Challenge: Determine the number of lines holding the word "icon"; answer with that number only.

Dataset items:
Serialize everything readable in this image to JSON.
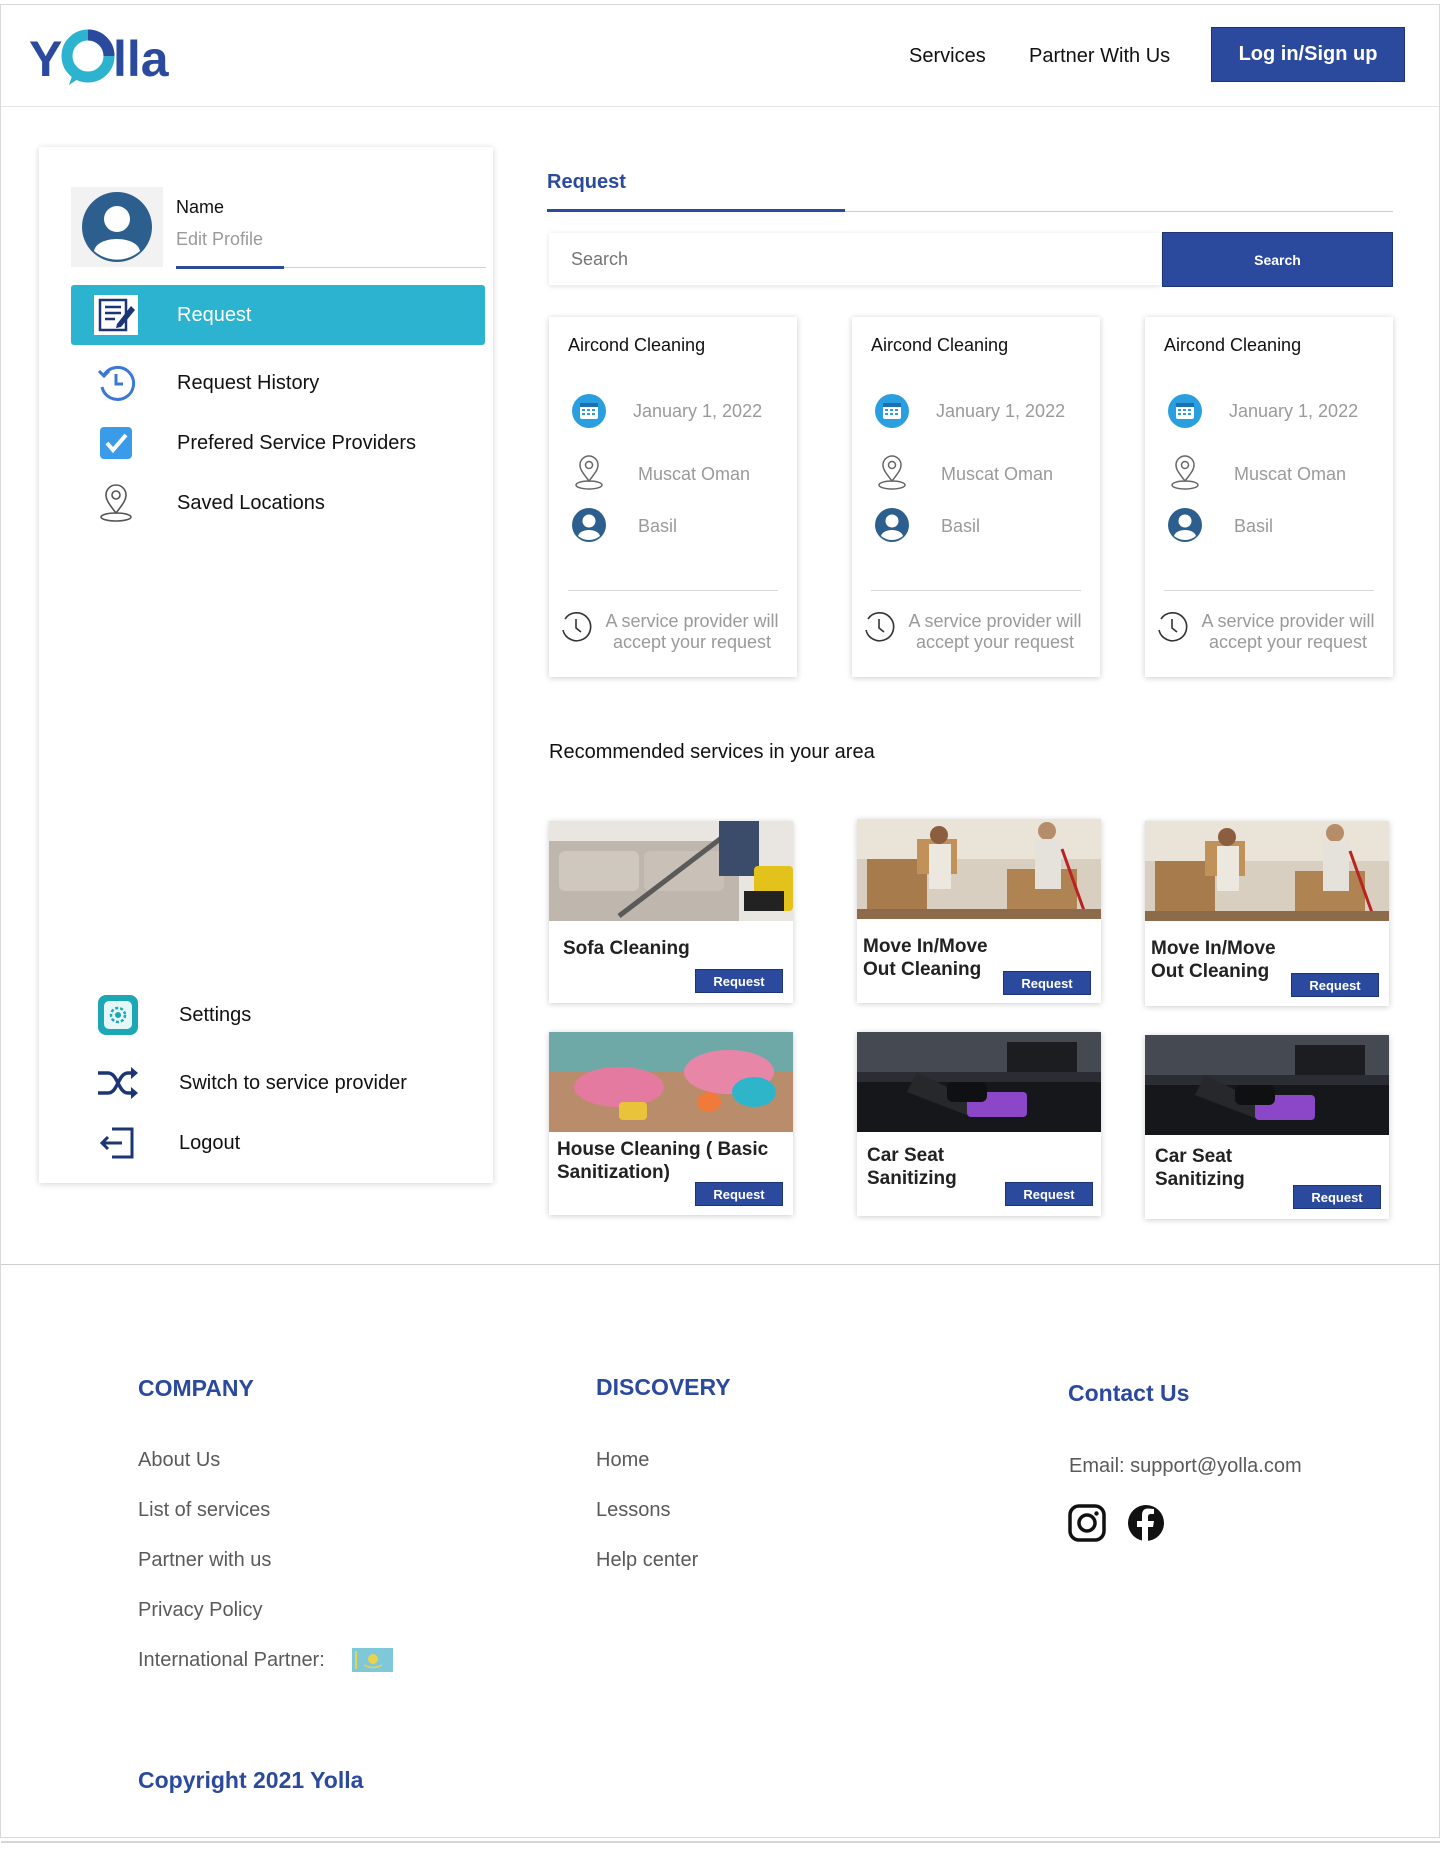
{
  "brand": {
    "logo_text": "Yolla",
    "primary_color": "#2b4a9e",
    "accent_color": "#2bb3cf"
  },
  "header": {
    "nav": [
      "Services",
      "Partner With Us"
    ],
    "login_label": "Log in/Sign up"
  },
  "sidebar": {
    "profile": {
      "name": "Name",
      "edit": "Edit Profile",
      "avatar_icon": "user-avatar-icon"
    },
    "items": [
      {
        "label": "Request",
        "icon": "request-form-icon",
        "active": true
      },
      {
        "label": "Request History",
        "icon": "history-icon"
      },
      {
        "label": "Prefered Service Providers",
        "icon": "checkbox-icon"
      },
      {
        "label": "Saved Locations",
        "icon": "location-pin-icon"
      }
    ],
    "bottom_items": [
      {
        "label": "Settings",
        "icon": "settings-icon"
      },
      {
        "label": "Switch to service provider",
        "icon": "shuffle-icon"
      },
      {
        "label": "Logout",
        "icon": "logout-icon"
      }
    ]
  },
  "main": {
    "tab": "Request",
    "search": {
      "placeholder": "Search",
      "button": "Search"
    },
    "requests": [
      {
        "title": "Aircond Cleaning",
        "date": "January 1, 2022",
        "location": "Muscat Oman",
        "person": "Basil",
        "status": "A service provider will accept your request"
      },
      {
        "title": "Aircond Cleaning",
        "date": "January 1, 2022",
        "location": "Muscat Oman",
        "person": "Basil",
        "status": "A service provider will accept your request"
      },
      {
        "title": "Aircond Cleaning",
        "date": "January 1, 2022",
        "location": "Muscat Oman",
        "person": "Basil",
        "status": "A service provider will accept your request"
      }
    ],
    "recommended_heading": "Recommended services in your area",
    "services": [
      {
        "name": "Sofa Cleaning",
        "button": "Request",
        "image": "sofa-cleaning-photo"
      },
      {
        "name": "Move In/Move Out Cleaning",
        "button": "Request",
        "image": "moving-boxes-photo"
      },
      {
        "name": "Move In/Move Out Cleaning",
        "button": "Request",
        "image": "moving-boxes-photo"
      },
      {
        "name": "House Cleaning ( Basic Sanitization)",
        "button": "Request",
        "image": "house-cleaning-photo"
      },
      {
        "name": "Car Seat Sanitizing",
        "button": "Request",
        "image": "car-seat-photo"
      },
      {
        "name": "Car Seat Sanitizing",
        "button": "Request",
        "image": "car-seat-photo"
      }
    ]
  },
  "footer": {
    "company": {
      "title": "COMPANY",
      "links": [
        "About Us",
        "List of services",
        "Partner with us",
        "Privacy Policy",
        "International Partner:"
      ]
    },
    "discovery": {
      "title": "DISCOVERY",
      "links": [
        "Home",
        "Lessons",
        "Help center"
      ]
    },
    "contact": {
      "title": "Contact Us",
      "email": "Email: support@yolla.com",
      "social": [
        "instagram-icon",
        "facebook-icon"
      ]
    },
    "copyright": "Copyright 2021 Yolla"
  }
}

Exercise output: 10